In the entries below, how many lines hold the string "Hydrogène"? Give only the number.
══ Data entries ══
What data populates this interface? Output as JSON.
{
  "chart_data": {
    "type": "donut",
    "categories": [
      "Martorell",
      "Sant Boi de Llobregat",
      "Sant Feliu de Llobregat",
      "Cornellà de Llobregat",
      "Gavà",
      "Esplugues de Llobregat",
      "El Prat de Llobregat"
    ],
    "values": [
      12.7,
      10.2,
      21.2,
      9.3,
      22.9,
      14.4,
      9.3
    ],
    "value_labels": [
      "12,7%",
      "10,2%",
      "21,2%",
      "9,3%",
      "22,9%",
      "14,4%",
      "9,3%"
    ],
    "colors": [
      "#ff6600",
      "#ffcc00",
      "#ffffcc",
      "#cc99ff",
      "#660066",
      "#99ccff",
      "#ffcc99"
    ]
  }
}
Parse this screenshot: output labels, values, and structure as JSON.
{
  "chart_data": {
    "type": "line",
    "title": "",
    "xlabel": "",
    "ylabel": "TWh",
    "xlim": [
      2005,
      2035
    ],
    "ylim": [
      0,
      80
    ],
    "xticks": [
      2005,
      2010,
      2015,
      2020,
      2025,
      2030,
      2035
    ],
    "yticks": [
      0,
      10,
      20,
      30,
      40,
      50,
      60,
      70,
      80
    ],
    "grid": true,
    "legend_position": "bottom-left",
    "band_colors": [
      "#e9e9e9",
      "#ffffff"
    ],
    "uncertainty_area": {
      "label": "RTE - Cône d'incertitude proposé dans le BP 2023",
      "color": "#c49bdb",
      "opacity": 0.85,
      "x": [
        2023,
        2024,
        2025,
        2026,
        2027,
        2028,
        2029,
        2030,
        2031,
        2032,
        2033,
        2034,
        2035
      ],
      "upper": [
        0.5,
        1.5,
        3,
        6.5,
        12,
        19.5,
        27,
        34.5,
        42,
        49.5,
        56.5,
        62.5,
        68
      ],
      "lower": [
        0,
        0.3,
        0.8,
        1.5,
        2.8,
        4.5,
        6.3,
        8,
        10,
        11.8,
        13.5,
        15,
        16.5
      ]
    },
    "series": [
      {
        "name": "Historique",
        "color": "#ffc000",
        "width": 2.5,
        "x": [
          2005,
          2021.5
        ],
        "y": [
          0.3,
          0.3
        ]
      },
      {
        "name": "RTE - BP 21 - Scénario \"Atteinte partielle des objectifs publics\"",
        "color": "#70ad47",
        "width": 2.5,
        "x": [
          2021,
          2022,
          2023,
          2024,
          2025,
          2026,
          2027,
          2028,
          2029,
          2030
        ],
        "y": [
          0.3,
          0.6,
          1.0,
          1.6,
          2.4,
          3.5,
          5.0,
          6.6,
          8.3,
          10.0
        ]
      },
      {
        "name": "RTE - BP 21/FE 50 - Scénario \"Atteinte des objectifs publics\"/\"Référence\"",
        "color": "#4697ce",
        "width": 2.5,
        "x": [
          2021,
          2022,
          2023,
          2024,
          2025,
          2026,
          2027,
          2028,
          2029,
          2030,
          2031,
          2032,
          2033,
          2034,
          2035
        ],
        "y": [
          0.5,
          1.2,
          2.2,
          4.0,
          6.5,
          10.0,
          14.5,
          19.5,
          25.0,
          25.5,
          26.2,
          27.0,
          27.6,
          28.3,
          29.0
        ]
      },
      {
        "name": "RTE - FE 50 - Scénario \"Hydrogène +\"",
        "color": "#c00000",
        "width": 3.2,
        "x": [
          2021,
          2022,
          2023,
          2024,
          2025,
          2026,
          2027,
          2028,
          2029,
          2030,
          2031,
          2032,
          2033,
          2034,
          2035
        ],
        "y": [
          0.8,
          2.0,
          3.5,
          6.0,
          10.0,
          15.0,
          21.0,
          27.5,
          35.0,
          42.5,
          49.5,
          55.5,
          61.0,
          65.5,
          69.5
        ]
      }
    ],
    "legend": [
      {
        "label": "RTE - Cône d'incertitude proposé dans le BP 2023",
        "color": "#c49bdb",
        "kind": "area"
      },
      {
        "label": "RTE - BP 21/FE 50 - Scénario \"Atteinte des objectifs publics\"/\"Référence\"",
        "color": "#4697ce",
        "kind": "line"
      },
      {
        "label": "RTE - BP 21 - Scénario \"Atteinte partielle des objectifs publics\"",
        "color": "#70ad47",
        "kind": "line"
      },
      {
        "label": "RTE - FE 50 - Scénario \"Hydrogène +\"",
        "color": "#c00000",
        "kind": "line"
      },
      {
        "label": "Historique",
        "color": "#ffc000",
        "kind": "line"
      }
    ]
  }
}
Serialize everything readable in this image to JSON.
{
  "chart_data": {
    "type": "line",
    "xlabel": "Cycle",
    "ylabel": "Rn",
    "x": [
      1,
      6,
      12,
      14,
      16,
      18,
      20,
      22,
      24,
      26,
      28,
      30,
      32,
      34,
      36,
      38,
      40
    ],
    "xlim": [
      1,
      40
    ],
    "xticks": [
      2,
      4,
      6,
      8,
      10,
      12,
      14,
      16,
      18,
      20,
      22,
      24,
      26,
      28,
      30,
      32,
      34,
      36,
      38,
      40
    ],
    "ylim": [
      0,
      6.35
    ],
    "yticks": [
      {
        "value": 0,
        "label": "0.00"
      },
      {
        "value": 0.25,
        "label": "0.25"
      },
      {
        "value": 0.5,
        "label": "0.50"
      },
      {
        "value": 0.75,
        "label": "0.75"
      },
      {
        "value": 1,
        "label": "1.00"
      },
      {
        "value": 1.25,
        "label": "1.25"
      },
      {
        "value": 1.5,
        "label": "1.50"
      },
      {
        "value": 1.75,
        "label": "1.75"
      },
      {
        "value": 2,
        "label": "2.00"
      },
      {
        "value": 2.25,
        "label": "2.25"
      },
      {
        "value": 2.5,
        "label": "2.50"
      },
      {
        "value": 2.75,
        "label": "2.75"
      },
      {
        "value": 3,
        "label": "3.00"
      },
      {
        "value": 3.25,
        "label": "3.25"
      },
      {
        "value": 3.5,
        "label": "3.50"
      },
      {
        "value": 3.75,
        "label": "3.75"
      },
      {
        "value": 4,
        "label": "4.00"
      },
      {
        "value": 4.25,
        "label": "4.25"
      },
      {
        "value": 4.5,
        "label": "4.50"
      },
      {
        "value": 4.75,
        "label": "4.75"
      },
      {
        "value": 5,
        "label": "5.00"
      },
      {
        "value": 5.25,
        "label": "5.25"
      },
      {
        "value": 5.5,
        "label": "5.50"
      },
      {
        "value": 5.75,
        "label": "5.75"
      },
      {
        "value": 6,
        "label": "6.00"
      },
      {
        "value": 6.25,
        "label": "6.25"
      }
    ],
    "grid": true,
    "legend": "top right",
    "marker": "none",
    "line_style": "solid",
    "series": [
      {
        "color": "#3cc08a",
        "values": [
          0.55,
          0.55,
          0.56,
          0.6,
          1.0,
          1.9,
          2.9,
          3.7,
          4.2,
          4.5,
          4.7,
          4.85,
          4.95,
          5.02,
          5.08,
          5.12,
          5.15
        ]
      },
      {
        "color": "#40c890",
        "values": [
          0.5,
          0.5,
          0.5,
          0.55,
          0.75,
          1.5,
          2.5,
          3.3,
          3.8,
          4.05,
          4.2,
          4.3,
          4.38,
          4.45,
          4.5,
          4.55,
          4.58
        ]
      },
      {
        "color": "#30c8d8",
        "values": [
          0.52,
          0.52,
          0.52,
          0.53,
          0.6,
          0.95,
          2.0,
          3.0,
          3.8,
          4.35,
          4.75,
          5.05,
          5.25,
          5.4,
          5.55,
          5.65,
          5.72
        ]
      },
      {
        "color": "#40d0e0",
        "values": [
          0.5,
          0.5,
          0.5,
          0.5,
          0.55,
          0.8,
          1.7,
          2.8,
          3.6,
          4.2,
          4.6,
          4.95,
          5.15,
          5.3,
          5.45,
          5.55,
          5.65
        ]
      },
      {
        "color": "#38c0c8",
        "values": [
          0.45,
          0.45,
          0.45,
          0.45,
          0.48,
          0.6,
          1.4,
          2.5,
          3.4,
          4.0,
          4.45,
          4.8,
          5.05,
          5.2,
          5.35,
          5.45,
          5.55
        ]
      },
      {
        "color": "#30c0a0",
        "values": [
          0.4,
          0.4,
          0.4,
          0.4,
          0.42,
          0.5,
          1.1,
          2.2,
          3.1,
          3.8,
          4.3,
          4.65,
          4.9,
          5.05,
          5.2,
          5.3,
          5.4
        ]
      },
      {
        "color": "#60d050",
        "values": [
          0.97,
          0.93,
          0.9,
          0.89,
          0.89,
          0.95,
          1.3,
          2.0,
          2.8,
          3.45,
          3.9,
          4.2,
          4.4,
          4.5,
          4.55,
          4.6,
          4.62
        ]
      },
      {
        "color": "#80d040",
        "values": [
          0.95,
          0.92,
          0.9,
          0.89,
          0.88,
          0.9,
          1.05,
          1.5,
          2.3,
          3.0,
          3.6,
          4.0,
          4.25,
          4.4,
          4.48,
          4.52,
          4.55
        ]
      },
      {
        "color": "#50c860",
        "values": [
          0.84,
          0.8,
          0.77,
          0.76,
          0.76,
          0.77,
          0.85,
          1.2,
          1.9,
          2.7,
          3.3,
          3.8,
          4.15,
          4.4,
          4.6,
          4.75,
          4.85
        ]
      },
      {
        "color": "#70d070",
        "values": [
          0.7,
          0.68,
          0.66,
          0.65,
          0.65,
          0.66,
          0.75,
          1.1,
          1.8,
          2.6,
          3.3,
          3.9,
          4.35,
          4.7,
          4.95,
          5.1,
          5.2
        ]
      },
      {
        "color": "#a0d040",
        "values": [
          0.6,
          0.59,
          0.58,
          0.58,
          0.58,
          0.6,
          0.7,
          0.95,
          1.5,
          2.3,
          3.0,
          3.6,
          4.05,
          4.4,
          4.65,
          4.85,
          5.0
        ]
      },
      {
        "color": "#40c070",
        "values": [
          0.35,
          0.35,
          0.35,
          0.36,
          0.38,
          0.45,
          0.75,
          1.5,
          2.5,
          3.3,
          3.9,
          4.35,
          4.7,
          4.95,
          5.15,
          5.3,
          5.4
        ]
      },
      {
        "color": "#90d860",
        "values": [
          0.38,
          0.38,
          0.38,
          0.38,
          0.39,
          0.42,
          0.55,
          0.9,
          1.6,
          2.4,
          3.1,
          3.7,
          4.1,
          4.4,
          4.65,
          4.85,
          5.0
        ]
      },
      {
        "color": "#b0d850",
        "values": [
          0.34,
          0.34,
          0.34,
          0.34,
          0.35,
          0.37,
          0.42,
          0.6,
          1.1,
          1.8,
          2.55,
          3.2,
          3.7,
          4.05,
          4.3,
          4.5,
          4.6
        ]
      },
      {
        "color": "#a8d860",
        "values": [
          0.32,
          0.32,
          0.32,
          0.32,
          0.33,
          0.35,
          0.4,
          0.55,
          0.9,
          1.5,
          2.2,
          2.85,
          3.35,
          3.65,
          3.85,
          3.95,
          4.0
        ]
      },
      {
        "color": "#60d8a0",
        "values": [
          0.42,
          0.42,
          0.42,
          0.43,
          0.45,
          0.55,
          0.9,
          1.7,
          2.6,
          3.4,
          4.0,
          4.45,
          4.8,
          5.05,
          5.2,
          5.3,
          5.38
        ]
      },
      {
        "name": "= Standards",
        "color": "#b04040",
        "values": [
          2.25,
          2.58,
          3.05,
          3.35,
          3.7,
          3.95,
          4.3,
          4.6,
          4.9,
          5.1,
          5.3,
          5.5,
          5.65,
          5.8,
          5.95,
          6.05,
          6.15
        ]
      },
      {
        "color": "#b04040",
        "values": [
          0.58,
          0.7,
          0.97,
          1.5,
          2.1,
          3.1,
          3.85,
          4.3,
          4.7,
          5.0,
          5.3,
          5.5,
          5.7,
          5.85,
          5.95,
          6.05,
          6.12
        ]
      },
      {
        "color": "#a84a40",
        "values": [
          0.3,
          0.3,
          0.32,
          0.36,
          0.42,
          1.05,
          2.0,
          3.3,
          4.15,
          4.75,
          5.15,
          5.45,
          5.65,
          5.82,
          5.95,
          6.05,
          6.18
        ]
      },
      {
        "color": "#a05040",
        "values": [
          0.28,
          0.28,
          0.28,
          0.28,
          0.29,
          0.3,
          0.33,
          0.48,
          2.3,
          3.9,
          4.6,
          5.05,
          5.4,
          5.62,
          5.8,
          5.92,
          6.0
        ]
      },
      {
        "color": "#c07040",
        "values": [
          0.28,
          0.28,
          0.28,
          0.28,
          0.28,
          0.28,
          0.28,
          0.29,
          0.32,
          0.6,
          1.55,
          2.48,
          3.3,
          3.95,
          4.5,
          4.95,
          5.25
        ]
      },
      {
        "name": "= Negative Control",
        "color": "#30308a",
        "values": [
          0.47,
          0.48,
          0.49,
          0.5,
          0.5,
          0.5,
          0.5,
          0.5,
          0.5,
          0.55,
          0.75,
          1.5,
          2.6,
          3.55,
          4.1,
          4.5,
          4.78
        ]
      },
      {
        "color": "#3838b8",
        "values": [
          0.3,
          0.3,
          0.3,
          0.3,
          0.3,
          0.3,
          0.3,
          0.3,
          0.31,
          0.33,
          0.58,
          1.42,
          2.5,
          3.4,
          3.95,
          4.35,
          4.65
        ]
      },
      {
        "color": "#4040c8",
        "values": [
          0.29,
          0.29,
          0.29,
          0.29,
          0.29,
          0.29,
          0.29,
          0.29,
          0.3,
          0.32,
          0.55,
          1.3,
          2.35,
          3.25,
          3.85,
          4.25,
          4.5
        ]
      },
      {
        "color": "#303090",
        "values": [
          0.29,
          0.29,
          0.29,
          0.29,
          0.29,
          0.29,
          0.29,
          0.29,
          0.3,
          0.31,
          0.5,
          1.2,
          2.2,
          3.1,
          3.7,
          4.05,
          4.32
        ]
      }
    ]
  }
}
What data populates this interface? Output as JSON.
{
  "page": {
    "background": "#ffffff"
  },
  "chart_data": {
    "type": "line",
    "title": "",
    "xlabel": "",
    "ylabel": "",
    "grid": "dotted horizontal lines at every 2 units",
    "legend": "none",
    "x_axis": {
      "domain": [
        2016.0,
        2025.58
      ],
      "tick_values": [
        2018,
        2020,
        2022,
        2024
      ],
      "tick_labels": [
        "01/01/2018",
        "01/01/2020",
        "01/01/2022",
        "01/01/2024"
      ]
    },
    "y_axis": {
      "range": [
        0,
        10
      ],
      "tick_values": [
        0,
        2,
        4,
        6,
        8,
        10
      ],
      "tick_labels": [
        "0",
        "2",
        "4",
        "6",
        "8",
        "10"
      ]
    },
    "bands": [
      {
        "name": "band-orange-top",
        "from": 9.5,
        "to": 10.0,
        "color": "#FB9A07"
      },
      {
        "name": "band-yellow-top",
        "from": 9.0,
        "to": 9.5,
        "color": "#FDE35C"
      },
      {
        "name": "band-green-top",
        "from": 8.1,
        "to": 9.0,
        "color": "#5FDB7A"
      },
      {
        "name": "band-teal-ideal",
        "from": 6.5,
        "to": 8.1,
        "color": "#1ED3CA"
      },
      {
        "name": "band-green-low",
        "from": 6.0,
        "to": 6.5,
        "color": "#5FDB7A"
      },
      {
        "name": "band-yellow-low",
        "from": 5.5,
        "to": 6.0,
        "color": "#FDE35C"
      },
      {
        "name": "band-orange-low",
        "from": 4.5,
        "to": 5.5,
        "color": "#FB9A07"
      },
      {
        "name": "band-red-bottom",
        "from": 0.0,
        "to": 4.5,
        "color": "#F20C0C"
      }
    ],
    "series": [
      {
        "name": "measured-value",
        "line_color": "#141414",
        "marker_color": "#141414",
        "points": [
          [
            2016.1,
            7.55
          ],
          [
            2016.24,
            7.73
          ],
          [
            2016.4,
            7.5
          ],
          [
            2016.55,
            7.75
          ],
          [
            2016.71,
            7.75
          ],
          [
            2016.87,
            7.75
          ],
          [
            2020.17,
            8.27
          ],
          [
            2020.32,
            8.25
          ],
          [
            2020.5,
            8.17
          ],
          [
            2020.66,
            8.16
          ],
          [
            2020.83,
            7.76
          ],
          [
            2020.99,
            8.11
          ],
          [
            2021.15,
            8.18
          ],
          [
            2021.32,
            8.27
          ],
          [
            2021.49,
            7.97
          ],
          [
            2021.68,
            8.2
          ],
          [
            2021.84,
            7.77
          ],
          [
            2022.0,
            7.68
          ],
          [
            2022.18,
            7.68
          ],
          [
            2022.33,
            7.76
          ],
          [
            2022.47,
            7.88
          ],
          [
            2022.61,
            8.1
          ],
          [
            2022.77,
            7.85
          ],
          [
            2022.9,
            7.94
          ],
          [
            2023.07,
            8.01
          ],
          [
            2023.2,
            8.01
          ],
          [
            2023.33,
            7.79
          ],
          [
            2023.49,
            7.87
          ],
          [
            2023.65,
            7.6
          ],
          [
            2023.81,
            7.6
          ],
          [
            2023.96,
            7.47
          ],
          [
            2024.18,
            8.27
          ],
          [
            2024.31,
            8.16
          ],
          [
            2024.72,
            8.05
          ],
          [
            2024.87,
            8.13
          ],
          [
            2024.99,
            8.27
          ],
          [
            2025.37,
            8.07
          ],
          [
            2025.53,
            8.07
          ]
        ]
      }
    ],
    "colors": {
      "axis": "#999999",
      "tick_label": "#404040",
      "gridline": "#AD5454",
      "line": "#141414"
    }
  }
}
═══
## Exercise answer
2